==== Auszug

# Airbrush-Frage zum Einstieg u.a. wegen Düse und Nadel



## Herbboy (12. September 2014)

*Airbrush-Frage zum Einstieg u.a. wegen Düse und Nadel*

Ich hatte bisher eine Single-Action Pistole von Revell, nun habe ich eine Double-Action mit insgesamt 3 Düsen und 3 Nadeln (0,2 bis 0,5mm). Leider ist bei der Pistole nur ein Beiblatt, das den Aufbau der Pistole zeigt - aber keine "Anleitung". Daher habe ich drei Fragen:

- die Düse vorne kann man abschrauben. Muss die Düse denn beim brushen komplett rein- und festgedreht sein, oder ist das so gedacht, dass man sie vlt nur halb aufdreht, um damit einen kleineren/größeren Farbstrahl zu erzeugen?

- MUSS die Nadel die gleiche Größe wie die Düse haben, oder kann man zB mit einer 0,5er-Nadel + 0,2mm-Düse arbeiten und damit eine andere "Art" von Strahl erzeugen?

- wie weit sollte man ca. vom Objekt, das man lackieren will, entfernt sein? Ich mache Plastikmodellbau, und mit nem Kompressor bei 1,5 Bar und ca 40cm Abstand wird die "Wolke" zu groß, gehe ich wiederum auf nur 20cm, dann bläst der Luftdruck schon die Farbe wellenartig weg, so dass es keine einheitliche Farbfläche gibt. Oder bin ich nur zu ungeduldig, muss ich vlt. weniger Farbe sprühen, aber dafür dann bei einem zB 30x10cm-Flügelteil 5 Minuten brushen in mehreren Schichten, die sich erst gaanz langsam zu einer Fläche vereinen?


Danke


----------



## al007 (12. September 2014)

*AW: Airbrush-Frage zum Einstieg u.a. wegen Düse und Nadel*

- die Düse wird immer fest verschraubt
- immer die passende Nadel zur richtigen Düse benutzen
- 40cm Abstand ist beim Airbrushen zu weit entfernt
- wenn der Luftdruck bein näheren bearbeiten Wellen im Lack hervorruft, ist der Luftdruck zu hoch und du hast dann wahrscheinlich auch schon zuviel Material aufgetragen
- Flächen in der Größenordnung, wie du sie beschrieben hast, sind auch nicht so optimal für Airbrush geeignet. Dort empfielt sich eine größere Pistole.

========
==== Quelldaten

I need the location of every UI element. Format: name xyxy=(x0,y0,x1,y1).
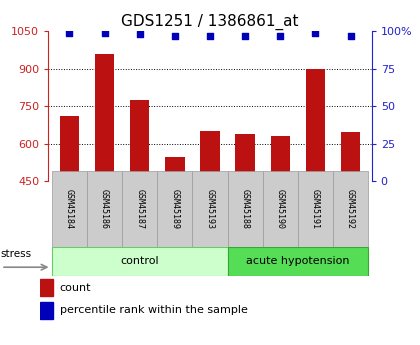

========

Aufgabenstellung:
Benenne im Airbrush-Thread „Luftdruck“ in „Arbeitsdruck“ um und gib dabei den Abschnitt von „## al007 (12.“ bis „eine größere Pistole.“ wieder.

Antwort:
## al007 (12. September 2014)

*AW: Airbrush-Frage zum Einstieg u.a. wegen Düse und Nadel*

- die Düse wird immer fest verschraubt
- immer die passende Nadel zur richtigen Düse benutzen
- 40cm Abstand ist beim Airbrushen zu weit entfernt
- wenn der Arbeitsdruck bein näheren bearbeiten Wellen im Lack hervorruft, ist der Arbeitsdruck zu hoch und du hast dann wahrscheinlich auch schon zuviel Material aufgetragen
- Flächen in der Größenordnung, wie du sie beschrieben hast, sind auch nicht so optimal für Airbrush geeignet. Dort empfielt sich eine größere Pistole.